### Task objective:
What number of lines hold the word "worldwide"? State that number and nothing besides.

:: Records supplied ::

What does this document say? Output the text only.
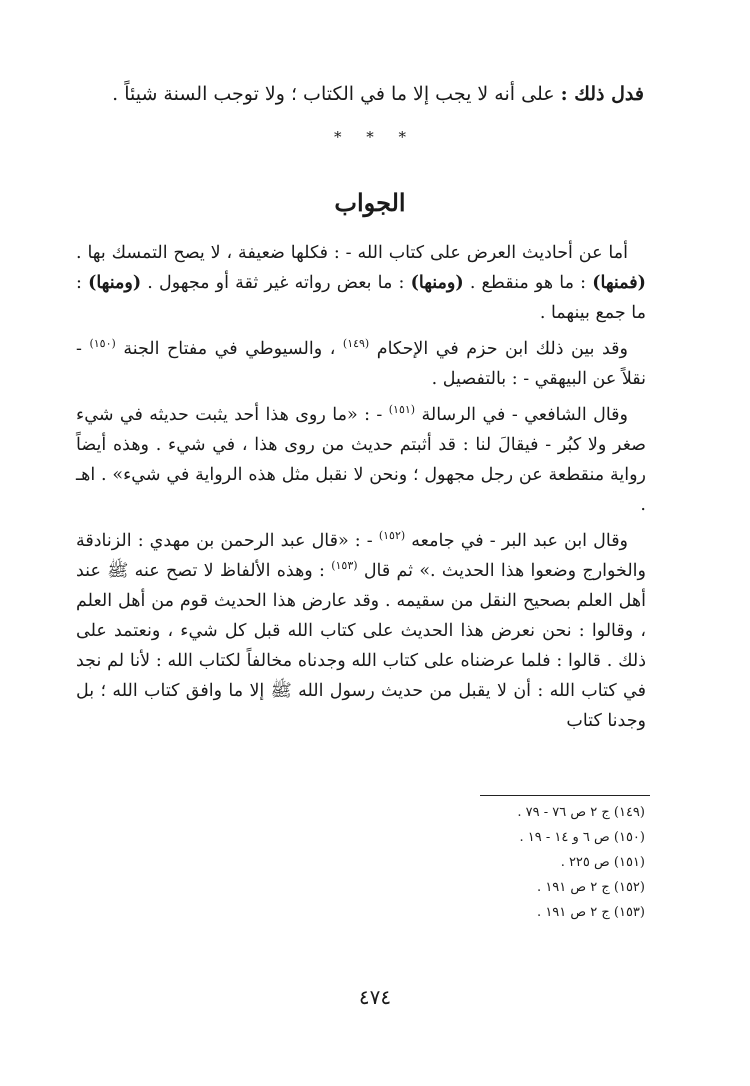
فدل ذلك : على أنه لا يجب إلا ما في الكتاب ؛ ولا توجب السنة شيئاً .
* * *
الجواب

أما عن أحاديث العرض على كتاب الله - : فكلها ضعيفة ، لا يصح التمسك بها . (فمنها) : ما هو منقطع . (ومنها) : ما بعض رواته غير ثقة أو مجهول . (ومنها) : ما جمع بينهما .

وقد بين ذلك ابن حزم في الإحكام $^{(١٤٩)}$ ، والسيوطي في مفتاح الجنة $^{(١٥٠)}$ - نقلاً عن البيهقي - : بالتفصيل .

وقال الشافعي - في الرسالة $^{(١٥١)}$ - : «ما روى هذا أحد يثبت حديثه في شيء صغر ولا كبُر - فيقالَ لنا : قد أثبتم حديث من روى هذا ، في شيء . وهذه أيضاً رواية منقطعة عن رجل مجهول ؛ ونحن لا نقبل مثل هذه الرواية في شيء» . اهـ .

وقال ابن عبد البر - في جامعه $^{(١٥٢)}$ - : «قال عبد الرحمن بن مهدي : الزنادقة والخوارج وضعوا هذا الحديث .» ثم قال $^{(١٥٣)}$ : وهذه الألفاظ لا تصح عنه ﷺ عند أهل العلم بصحيح النقل من سقيمه . وقد عارض هذا الحديث قوم من أهل العلم ، وقالوا : نحن نعرض هذا الحديث على كتاب الله قبل كل شيء ، ونعتمد على ذلك . قالوا : فلما عرضناه على كتاب الله وجدناه مخالفاً لكتاب الله : لأنا لم نجد في كتاب الله : أن لا يقبل من حديث رسول الله ﷺ إلا ما وافق كتاب الله ؛ بل وجدنا كتاب

(١٤٩) ج ٢ ص ٧٦ - ٧٩ .
(١٥٠) ص ٦ و ١٤ - ١٩ .
(١٥١) ص ٢٢٥ .
(١٥٢) ج ٢ ص ١٩١ .
(١٥٣) ج ٢ ص ١٩١ .
٤٧٤
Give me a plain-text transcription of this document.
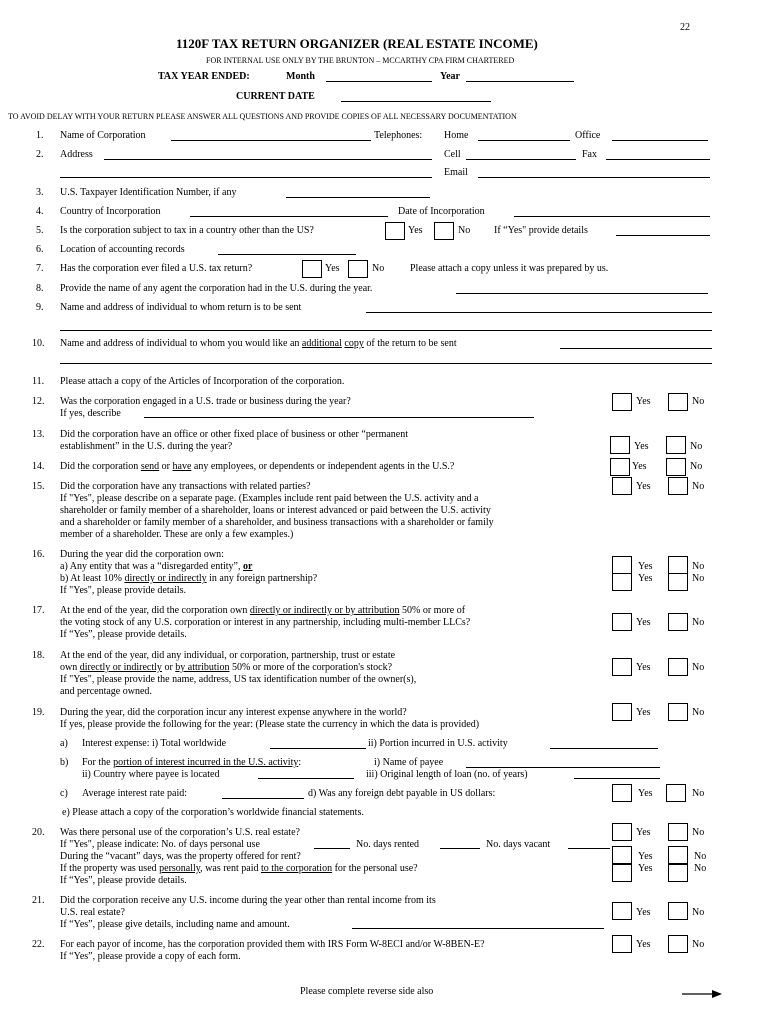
22
1120F TAX RETURN ORGANIZER (REAL ESTATE INCOME)
FOR INTERNAL USE ONLY BY THE BRUNTON – MCCARTHY CPA FIRM CHARTERED
TAX YEAR ENDED:	Month	Year
CURRENT DATE
TO AVOID DELAY WITH YOUR RETURN PLEASE ANSWER ALL QUESTIONS AND PROVIDE COPIES OF ALL NECESSARY DOCUMENTATION
1. Name of Corporation	Telephones: Home	Office
2. Address	Cell	Fax
Email
3. U.S. Taxpayer Identification Number, if any
4. Country of Incorporation	Date of Incorporation
5. Is the corporation subject to tax in a country other than the US?	Yes	No If “Yes" provide details
6. Location of accounting records
7. Has the corporation ever filed a U.S. tax return?	Yes	No	Please attach a copy unless it was prepared by us.
8. Provide the name of any agent the corporation had in the U.S. during the year.
9. Name and address of individual to whom return is to be sent
10. Name and address of individual to whom you would like an additional copy of the return to be sent
11. Please attach a copy of the Articles of Incorporation of the corporation.
12. Was the corporation engaged in a U.S. trade or business during the year?
If yes, describe
Yes	No
13. Did the corporation have an office or other fixed place of business or other “permanent
establishment” in the U.S. during the year?	Yes	No
14. Did the corporation send or have any employees, or dependents or independent agents in the U.S.?	Yes	No
15. Did the corporation have any transactions with related parties?
If "Yes", please describe on a separate page. (Examples include rent paid between the U.S. activity and a
shareholder or family member of a shareholder, loans or interest advanced or paid between the U.S. activity
and a shareholder or family member of a shareholder, and business transactions with a shareholder or family
member of a shareholder. These are only a few examples.)
Yes	No
16. During the year did the corporation own:
a) Any entity that was a “disregarded entity”, or
b) At least 10% directly or indirectly in any foreign partnership?
If "Yes", please provide details.
Yes	No
Yes	No
17. At the end of the year, did the corporation own directly or indirectly or by attribution 50% or more of
the voting stock of any U.S. corporation or interest in any partnership, including multi-member LLCs?
If “Yes”, please provide details.
Yes	No
18. At the end of the year, did any individual, or corporation, partnership, trust or estate
own directly or indirectly or by attribution 50% or more of the corporation's stock?
If "Yes", please provide the name, address, US tax identification number of the owner(s),
and percentage owned.
Yes	No
19. During the year, did the corporation incur any interest expense anywhere in the world?
If yes, please provide the following for the year: (Please state the currency in which the data is provided)
Yes	No
a) Interest expense: i) Total worldwide	ii) Portion incurred in U.S. activity
b) For the portion of interest incurred in the U.S. activity:	i) Name of payee
ii) Country where payee is located	iii) Original length of loan (no. of years)
c) Average interest rate paid:	d) Was any foreign debt payable in US dollars:	Yes	No
e) Please attach a copy of the corporation’s worldwide financial statements.
20. Was there personal use of the corporation’s U.S. real estate?
If "Yes", please indicate: No. of days personal use	No. days rented	No. days vacant
During the “vacant” days, was the property offered for rent?
If the property was used personally, was rent paid to the corporation for the personal use?
If “Yes”, please provide details.
Yes	No
Yes	No
Yes	No
21. Did the corporation receive any U.S. income during the year other than rental income from its
U.S. real estate?
If “Yes”, please give details, including name and amount.
Yes	No
22. For each payor of income, has the corporation provided them with IRS Form W-8ECI and/or W-8BEN-E?
If “Yes”, please provide a copy of each form.
Yes	No
Please complete reverse side also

:::

### Finished exercise:
2